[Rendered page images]

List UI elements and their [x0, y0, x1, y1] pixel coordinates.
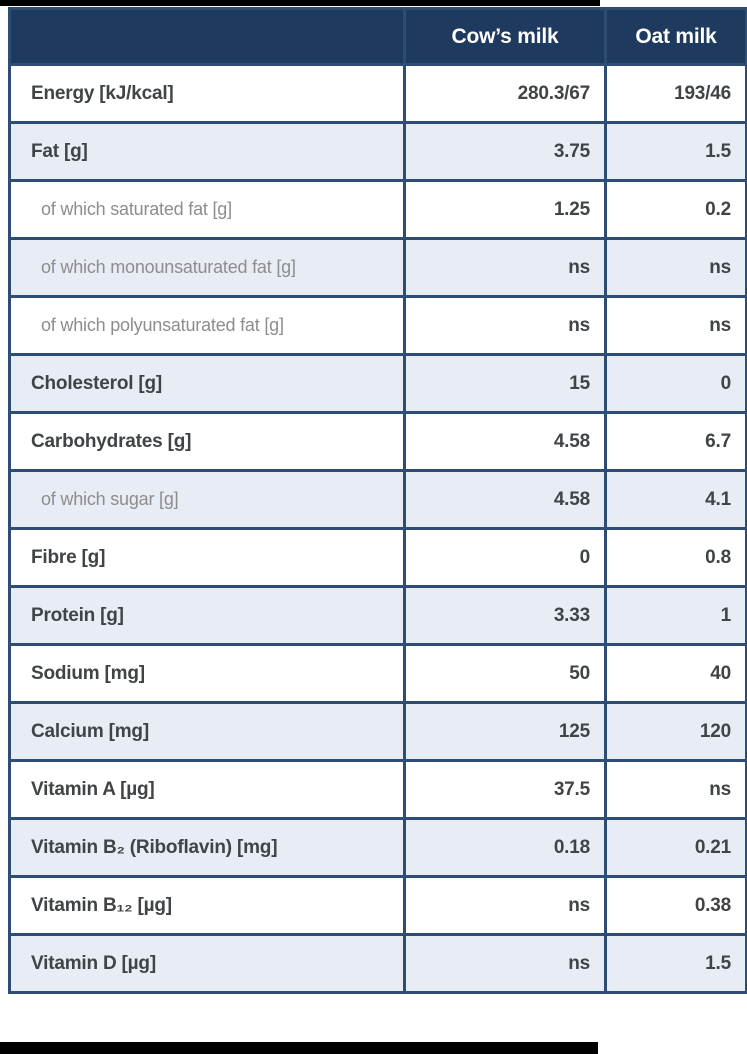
cows-milk-value: 4.58: [403, 469, 607, 530]
table-row: of which monounsaturated fat [g] ns ns: [8, 237, 747, 298]
cows-milk-value: 37.5: [403, 759, 607, 820]
row-label: of which saturated fat [g]: [8, 179, 406, 240]
oat-milk-value: 193/46: [604, 63, 747, 124]
cows-milk-value: 15: [403, 353, 607, 414]
oat-milk-value: ns: [604, 759, 747, 820]
row-label: Carbohydrates [g]: [8, 411, 406, 472]
oat-milk-value: 0.8: [604, 527, 747, 588]
oat-milk-value: 1: [604, 585, 747, 646]
oat-milk-value: 0.21: [604, 817, 747, 878]
row-label: of which monounsaturated fat [g]: [8, 237, 406, 298]
table-row: of which polyunsaturated fat [g] ns ns: [8, 295, 747, 356]
table-row: Vitamin A [µg] 37.5 ns: [8, 759, 747, 820]
cows-milk-value: 0.18: [403, 817, 607, 878]
header-oat-milk: Oat milk: [604, 7, 747, 66]
cows-milk-value: ns: [403, 933, 607, 994]
cows-milk-value: ns: [403, 237, 607, 298]
row-label: Energy [kJ/kcal]: [8, 63, 406, 124]
cows-milk-value: 125: [403, 701, 607, 762]
oat-milk-value: ns: [604, 237, 747, 298]
cows-milk-value: ns: [403, 875, 607, 936]
row-label: Calcium [mg]: [8, 701, 406, 762]
top-crop-bar: [0, 0, 600, 6]
nutrition-comparison-table: Cow’s milk Oat milk Energy [kJ/kcal] 280.…: [8, 7, 747, 994]
table-row: Sodium [mg] 50 40: [8, 643, 747, 704]
oat-milk-value: 0.2: [604, 179, 747, 240]
header-blank-cell: [8, 7, 406, 66]
table-row: Calcium [mg] 125 120: [8, 701, 747, 762]
oat-milk-value: 40: [604, 643, 747, 704]
oat-milk-value: 6.7: [604, 411, 747, 472]
table-row: Cholesterol [g] 15 0: [8, 353, 747, 414]
table-row: of which saturated fat [g] 1.25 0.2: [8, 179, 747, 240]
cows-milk-value: 4.58: [403, 411, 607, 472]
table-row: Energy [kJ/kcal] 280.3/67 193/46: [8, 63, 747, 124]
cows-milk-value: 50: [403, 643, 607, 704]
row-label: Vitamin D [µg]: [8, 933, 406, 994]
table-row: Protein [g] 3.33 1: [8, 585, 747, 646]
oat-milk-value: 4.1: [604, 469, 747, 530]
table-header-row: Cow’s milk Oat milk: [8, 7, 747, 66]
row-label: of which sugar [g]: [8, 469, 406, 530]
row-label: Fibre [g]: [8, 527, 406, 588]
row-label: Cholesterol [g]: [8, 353, 406, 414]
oat-milk-value: ns: [604, 295, 747, 356]
table-row: Fibre [g] 0 0.8: [8, 527, 747, 588]
header-cows-milk: Cow’s milk: [403, 7, 607, 66]
table-row: of which sugar [g] 4.58 4.1: [8, 469, 747, 530]
table-body: Energy [kJ/kcal] 280.3/67 193/46 Fat [g] 3.7…: [8, 63, 747, 994]
row-label: Protein [g]: [8, 585, 406, 646]
cows-milk-value: 280.3/67: [403, 63, 607, 124]
row-label: Vitamin A [µg]: [8, 759, 406, 820]
cows-milk-value: ns: [403, 295, 607, 356]
cows-milk-value: 3.33: [403, 585, 607, 646]
oat-milk-value: 1.5: [604, 933, 747, 994]
table-row: Vitamin B₁₂ [µg] ns 0.38: [8, 875, 747, 936]
table-row: Fat [g] 3.75 1.5: [8, 121, 747, 182]
row-label: Vitamin B₁₂ [µg]: [8, 875, 406, 936]
cows-milk-value: 0: [403, 527, 607, 588]
row-label: of which polyunsaturated fat [g]: [8, 295, 406, 356]
oat-milk-value: 0: [604, 353, 747, 414]
oat-milk-value: 0.38: [604, 875, 747, 936]
table-row: Vitamin D [µg] ns 1.5: [8, 933, 747, 994]
cows-milk-value: 1.25: [403, 179, 607, 240]
cows-milk-value: 3.75: [403, 121, 607, 182]
oat-milk-value: 120: [604, 701, 747, 762]
table-row: Vitamin B₂ (Riboflavin) [mg] 0.18 0.21: [8, 817, 747, 878]
oat-milk-value: 1.5: [604, 121, 747, 182]
row-label: Fat [g]: [8, 121, 406, 182]
table-row: Carbohydrates [g] 4.58 6.7: [8, 411, 747, 472]
row-label: Sodium [mg]: [8, 643, 406, 704]
bottom-crop-bar: [0, 1042, 598, 1054]
row-label: Vitamin B₂ (Riboflavin) [mg]: [8, 817, 406, 878]
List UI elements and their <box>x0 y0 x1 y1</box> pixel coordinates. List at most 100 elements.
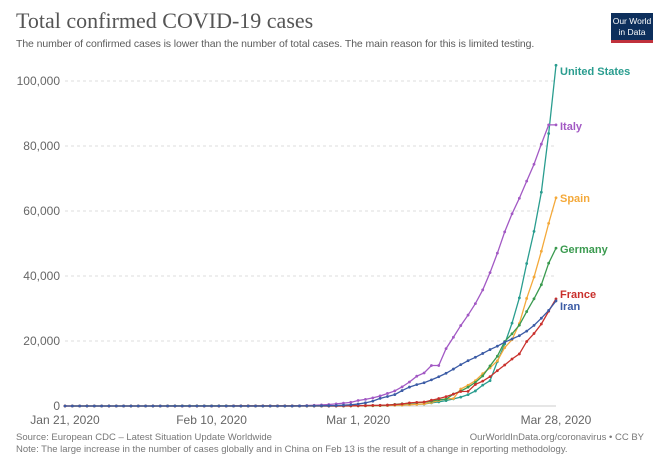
data-point <box>364 404 367 407</box>
data-point <box>232 404 235 408</box>
data-point <box>327 404 331 408</box>
data-point <box>224 404 228 408</box>
data-point <box>430 364 433 367</box>
data-point <box>503 340 507 344</box>
owid-logo[interactable]: Our World in Data <box>611 13 653 43</box>
data-point <box>495 354 499 358</box>
series-line <box>65 65 557 407</box>
data-point <box>495 359 499 363</box>
data-point <box>276 404 279 408</box>
data-point <box>525 340 529 343</box>
series-label[interactable]: Iran <box>560 301 580 313</box>
data-point <box>481 374 485 378</box>
data-point <box>408 401 411 405</box>
data-point <box>78 404 82 408</box>
series-italy[interactable] <box>63 123 558 408</box>
data-point <box>539 142 543 146</box>
data-point <box>503 230 507 234</box>
data-point <box>415 383 419 387</box>
data-point <box>415 374 419 378</box>
data-point <box>452 397 455 400</box>
data-point <box>510 357 514 361</box>
data-point <box>466 385 470 389</box>
data-point <box>473 383 477 386</box>
data-point <box>364 401 367 405</box>
data-point <box>400 385 404 389</box>
data-point <box>342 401 345 405</box>
data-point <box>122 404 126 408</box>
data-point <box>517 296 521 300</box>
data-point <box>239 404 243 408</box>
data-point <box>459 387 463 391</box>
data-point <box>290 404 294 408</box>
data-point <box>532 275 536 279</box>
data-point <box>437 375 441 379</box>
series-label[interactable]: United States <box>560 66 630 78</box>
y-tick-label: 40,000 <box>23 269 60 283</box>
data-point <box>488 271 492 275</box>
data-point <box>481 383 485 387</box>
data-point <box>136 404 140 408</box>
data-point <box>517 334 521 338</box>
x-axis-ticks: Jan 21, 2020 Feb 10, 2020 Mar 1, 2020 Mar 2… <box>30 413 591 427</box>
data-point <box>532 162 536 166</box>
data-point <box>466 359 470 363</box>
owid-link[interactable]: OurWorldInData.org/coronavirus • CC BY <box>469 432 644 443</box>
x-tick-label: Mar 1, 2020 <box>326 413 390 427</box>
data-point <box>85 404 89 408</box>
data-point <box>488 364 492 368</box>
series-label[interactable]: Spain <box>560 193 590 205</box>
data-point <box>466 393 470 397</box>
data-point <box>246 404 250 408</box>
data-point <box>452 392 455 396</box>
data-point <box>525 310 529 313</box>
series-label[interactable]: France <box>560 289 596 301</box>
methodology-note: Note: The large increase in the number o… <box>16 444 568 455</box>
data-point <box>261 404 265 408</box>
data-point <box>356 402 360 406</box>
data-point <box>144 404 148 408</box>
data-point <box>532 297 536 301</box>
data-point <box>151 404 155 408</box>
data-point <box>554 63 558 67</box>
data-point <box>503 363 507 367</box>
data-point <box>481 352 485 355</box>
data-point <box>459 324 463 327</box>
data-point <box>386 403 389 407</box>
data-point <box>481 288 485 292</box>
data-point <box>254 404 257 408</box>
data-point <box>444 347 448 351</box>
data-point <box>430 398 433 402</box>
series-united-states[interactable] <box>63 63 558 408</box>
data-point <box>371 396 375 400</box>
data-point <box>393 389 397 393</box>
data-point <box>495 251 499 255</box>
data-point <box>378 394 382 398</box>
data-point <box>334 404 338 407</box>
series-germany[interactable] <box>70 246 558 408</box>
data-point <box>495 344 499 348</box>
series-label[interactable]: Germany <box>560 244 609 256</box>
data-point <box>202 404 206 408</box>
data-point <box>393 403 397 407</box>
x-tick-label: Mar 28, 2020 <box>521 413 592 427</box>
data-point <box>547 309 551 312</box>
data-point <box>188 404 191 408</box>
data-point <box>525 179 529 183</box>
gridlines <box>65 80 556 407</box>
y-tick-label: 0 <box>53 399 60 413</box>
series-label[interactable]: Italy <box>560 121 583 133</box>
data-point <box>554 299 558 303</box>
data-point <box>488 348 492 351</box>
data-point <box>495 369 499 373</box>
data-point <box>510 321 514 325</box>
logo-line-1: Our World <box>612 16 652 26</box>
data-point <box>422 400 426 404</box>
data-point <box>349 403 353 407</box>
series-iran[interactable] <box>63 299 558 408</box>
y-tick-label: 20,000 <box>23 334 60 348</box>
data-point <box>473 355 477 359</box>
data-point <box>408 380 411 384</box>
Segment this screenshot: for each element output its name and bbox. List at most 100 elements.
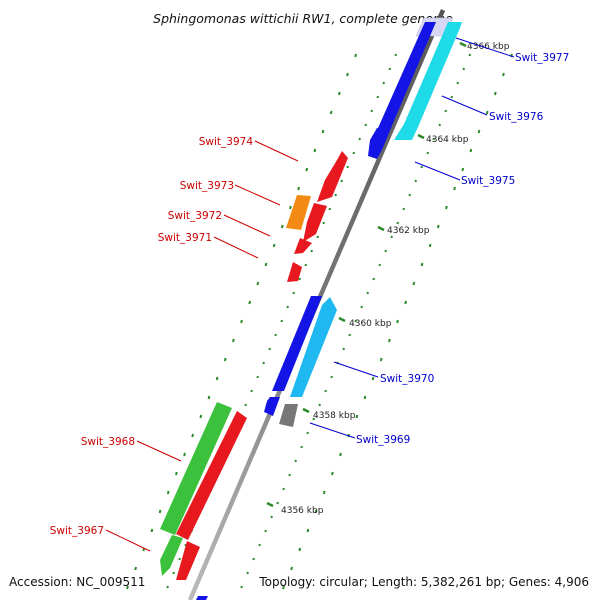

» **Required action**: Which lines in the data above contain "most"? Show each one.

» **Result**:
List UI elements and their <box>x0 y0 x1 y1</box> pixel coordinates. List at most 100 elements.
Segment this screenshot: for each element output its name and bbox. List at most 100 elements.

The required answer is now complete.